Aim a
Output every line of the records, from the start of the records through the line that contains "write-button[interactable]: Write xyxy=(159,73,210,90)", as a JSON list of strings with one string per line and blank lines omitted.

Supplied passage

____________________

In the first issue of this column, we look more closely at the claim that there is an INS option for every budget.
Sure, there are relatively expensive IMUs that can be used, but are there any navigation-related benefits of inertial sensors that cost only a few dollars?
Benefits of Consumer-Grade MEMS
Fortunately, performance of consumer-grade MEMS sensors has continued to improve. To illustrate, Figure 1 shows stability of an industrial-grade MEMS gyroscope.
The turn-on drift value can be still quite large. Yet this drift is stable and can be efficiently calibrated out during the initialization phase, when the system is at rest. Residual stochastic variations stay at a 20 deg/hr level, which is sufficient to enable substantial benefits from the navigation perspective. These include:
• Coasting over GNSS outages;
• Reliable navigation in harsh GNSS environments such as dense urban canyons; and,
• Interference mitigation, including jamming suppression and protection against spoofing attacks.
Figure 2 illustrates these benefits for ground-vehicle applications, showing a high-level architecture of an example INS-centric sensor-fusion system.
This system combines inertial with GNSS measurements (pseudoranges, Doppler, carrier phase) and ground-vehicle motion constraints (including zero velocity updates, as well as zero lateral and vertical velocity constraints). The integration filter fuses INS with aiding sources utilizing a complementary sensor-fusion concept. Instead of estimating navigation states themselves, it estimates errors in navigation states.
• enables efficient linearization of system relations such that the integration filter can be implemented in a form of computationally-efficient extended Kalman filter (EKF);
• and substantially simplifies dynamic-state modeling since slowly-changing INS errors can be modeled much more reliably as compared to fast-changing navigation states.
EKF measurement observations are formulated as differences between the actual measurements and their INS-based predictions. Furthermore, comparison of INS predictions with actual measurements provides a very efficient tool for detection and removal of outliers in aiding data (e.g., GNSS multipath or unreliable velocity constraints during sharp turns).

____________________

Data provided

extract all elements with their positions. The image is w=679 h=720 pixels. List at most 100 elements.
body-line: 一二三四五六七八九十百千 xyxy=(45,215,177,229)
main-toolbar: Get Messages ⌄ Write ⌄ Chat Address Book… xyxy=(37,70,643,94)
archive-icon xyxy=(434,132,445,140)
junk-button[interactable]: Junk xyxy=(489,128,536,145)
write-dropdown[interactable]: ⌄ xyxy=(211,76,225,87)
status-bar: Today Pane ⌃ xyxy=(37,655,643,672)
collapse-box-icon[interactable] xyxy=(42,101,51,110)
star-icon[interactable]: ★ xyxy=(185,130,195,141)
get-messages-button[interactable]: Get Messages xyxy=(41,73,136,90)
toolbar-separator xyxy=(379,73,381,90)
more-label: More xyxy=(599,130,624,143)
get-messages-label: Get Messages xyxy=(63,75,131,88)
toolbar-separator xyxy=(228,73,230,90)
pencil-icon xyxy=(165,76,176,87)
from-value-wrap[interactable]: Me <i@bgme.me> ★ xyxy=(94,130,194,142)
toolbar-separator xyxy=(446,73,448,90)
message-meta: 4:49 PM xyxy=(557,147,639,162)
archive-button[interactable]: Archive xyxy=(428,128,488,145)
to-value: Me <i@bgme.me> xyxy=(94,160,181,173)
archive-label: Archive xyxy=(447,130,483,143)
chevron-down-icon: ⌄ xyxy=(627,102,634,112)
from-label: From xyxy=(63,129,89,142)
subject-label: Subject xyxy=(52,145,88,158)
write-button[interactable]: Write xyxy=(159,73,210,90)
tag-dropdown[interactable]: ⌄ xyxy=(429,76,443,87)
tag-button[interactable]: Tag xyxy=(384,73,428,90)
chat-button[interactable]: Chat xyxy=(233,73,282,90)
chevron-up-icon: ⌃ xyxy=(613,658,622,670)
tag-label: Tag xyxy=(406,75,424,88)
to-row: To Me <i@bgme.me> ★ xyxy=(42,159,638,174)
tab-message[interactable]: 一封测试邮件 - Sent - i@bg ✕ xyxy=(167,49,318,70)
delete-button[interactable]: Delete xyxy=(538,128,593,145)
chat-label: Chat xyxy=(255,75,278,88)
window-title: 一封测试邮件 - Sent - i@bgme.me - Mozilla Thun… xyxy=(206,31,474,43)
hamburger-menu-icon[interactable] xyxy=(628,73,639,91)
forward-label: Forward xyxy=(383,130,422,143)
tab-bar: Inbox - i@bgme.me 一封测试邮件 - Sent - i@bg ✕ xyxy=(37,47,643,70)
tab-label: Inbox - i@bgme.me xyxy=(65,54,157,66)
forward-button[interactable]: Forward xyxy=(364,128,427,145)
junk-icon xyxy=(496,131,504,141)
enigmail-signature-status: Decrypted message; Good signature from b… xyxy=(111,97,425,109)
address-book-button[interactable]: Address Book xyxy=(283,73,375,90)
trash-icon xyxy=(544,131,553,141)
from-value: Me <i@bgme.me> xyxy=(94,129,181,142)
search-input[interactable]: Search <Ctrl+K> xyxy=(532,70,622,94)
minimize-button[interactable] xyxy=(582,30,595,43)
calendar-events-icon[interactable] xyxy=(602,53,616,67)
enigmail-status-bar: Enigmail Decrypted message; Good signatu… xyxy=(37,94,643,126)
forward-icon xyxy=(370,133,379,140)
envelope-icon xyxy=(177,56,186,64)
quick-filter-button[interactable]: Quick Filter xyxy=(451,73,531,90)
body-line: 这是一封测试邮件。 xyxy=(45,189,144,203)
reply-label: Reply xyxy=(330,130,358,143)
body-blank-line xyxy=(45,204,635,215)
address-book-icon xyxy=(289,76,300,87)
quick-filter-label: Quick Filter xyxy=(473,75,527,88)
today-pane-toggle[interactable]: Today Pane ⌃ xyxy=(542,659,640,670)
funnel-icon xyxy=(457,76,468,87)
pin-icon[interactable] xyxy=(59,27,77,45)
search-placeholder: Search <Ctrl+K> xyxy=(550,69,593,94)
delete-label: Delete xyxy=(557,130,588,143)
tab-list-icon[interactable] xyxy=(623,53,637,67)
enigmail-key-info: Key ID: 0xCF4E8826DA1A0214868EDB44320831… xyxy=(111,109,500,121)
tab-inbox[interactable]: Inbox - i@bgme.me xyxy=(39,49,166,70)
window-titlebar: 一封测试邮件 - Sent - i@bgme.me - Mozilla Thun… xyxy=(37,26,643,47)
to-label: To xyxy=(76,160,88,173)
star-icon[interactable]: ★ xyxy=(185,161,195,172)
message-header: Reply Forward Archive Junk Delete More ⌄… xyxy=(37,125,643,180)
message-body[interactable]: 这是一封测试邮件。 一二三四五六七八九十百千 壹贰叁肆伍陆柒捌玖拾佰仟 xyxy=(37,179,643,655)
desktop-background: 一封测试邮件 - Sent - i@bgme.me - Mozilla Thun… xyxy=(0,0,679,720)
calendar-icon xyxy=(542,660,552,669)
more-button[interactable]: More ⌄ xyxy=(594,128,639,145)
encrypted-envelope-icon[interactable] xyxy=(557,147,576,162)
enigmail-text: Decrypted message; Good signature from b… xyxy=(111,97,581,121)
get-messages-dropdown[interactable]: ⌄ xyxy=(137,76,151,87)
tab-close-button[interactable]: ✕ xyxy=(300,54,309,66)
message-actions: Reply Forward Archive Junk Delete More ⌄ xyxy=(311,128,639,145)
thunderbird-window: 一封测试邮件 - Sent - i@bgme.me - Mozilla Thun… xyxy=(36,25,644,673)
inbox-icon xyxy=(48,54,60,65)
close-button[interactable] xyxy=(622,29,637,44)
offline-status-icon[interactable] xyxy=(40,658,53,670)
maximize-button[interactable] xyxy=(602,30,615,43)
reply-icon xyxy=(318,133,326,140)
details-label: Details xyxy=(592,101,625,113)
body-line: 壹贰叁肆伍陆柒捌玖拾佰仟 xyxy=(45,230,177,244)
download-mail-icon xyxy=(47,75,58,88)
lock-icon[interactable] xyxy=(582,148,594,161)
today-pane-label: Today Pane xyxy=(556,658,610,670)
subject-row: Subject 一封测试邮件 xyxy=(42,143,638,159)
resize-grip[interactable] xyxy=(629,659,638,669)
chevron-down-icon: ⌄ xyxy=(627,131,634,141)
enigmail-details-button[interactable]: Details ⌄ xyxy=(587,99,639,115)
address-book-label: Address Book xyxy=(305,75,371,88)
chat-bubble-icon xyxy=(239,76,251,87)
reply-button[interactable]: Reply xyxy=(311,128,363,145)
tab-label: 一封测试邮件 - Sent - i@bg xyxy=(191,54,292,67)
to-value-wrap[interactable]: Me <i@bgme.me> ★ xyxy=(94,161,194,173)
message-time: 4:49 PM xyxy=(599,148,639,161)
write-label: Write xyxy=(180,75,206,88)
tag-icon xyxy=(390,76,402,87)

____________________

Aim b
In the passage on consumer-grade MEMS sensors, what does the integration filter estimate in place of the navigation states themselves?

Full answer a
[
  "extract all elements with their positions. The image is w=679 h=720 pixels. List at most 100 elements.",
  "body-line: 一二三四五六七八九十百千 xyxy=(45,215,177,229)",
  "main-toolbar: Get Messages ⌄ Write ⌄ Chat Address Book… xyxy=(37,70,643,94)",
  "archive-icon xyxy=(434,132,445,140)",
  "junk-button[interactable]: Junk xyxy=(489,128,536,145)",
  "write-dropdown[interactable]: ⌄ xyxy=(211,76,225,87)",
  "status-bar: Today Pane ⌃ xyxy=(37,655,643,672)",
  "collapse-box-icon[interactable] xyxy=(42,101,51,110)",
  "star-icon[interactable]: ★ xyxy=(185,130,195,141)",
  "get-messages-button[interactable]: Get Messages xyxy=(41,73,136,90)",
  "toolbar-separator xyxy=(379,73,381,90)",
  "more-label: More xyxy=(599,130,624,143)",
  "get-messages-label: Get Messages xyxy=(63,75,131,88)",
  "toolbar-separator xyxy=(228,73,230,90)",
  "pencil-icon xyxy=(165,76,176,87)",
  "from-value-wrap[interactable]: Me <i@bgme.me> ★ xyxy=(94,130,194,142)",
  "toolbar-separator xyxy=(446,73,448,90)",
  "message-meta: 4:49 PM xyxy=(557,147,639,162)",
  "archive-button[interactable]: Archive xyxy=(428,128,488,145)",
  "to-value: Me <i@bgme.me> xyxy=(94,160,181,173)",
  "archive-label: Archive xyxy=(447,130,483,143)",
  "chevron-down-icon: ⌄ xyxy=(627,102,634,112)",
  "from-label: From xyxy=(63,129,89,142)",
  "subject-label: Subject xyxy=(52,145,88,158)",
  "write-button[interactable]: Write xyxy=(159,73,210,90)"
]

Full answer b
It estimates errors in navigation states.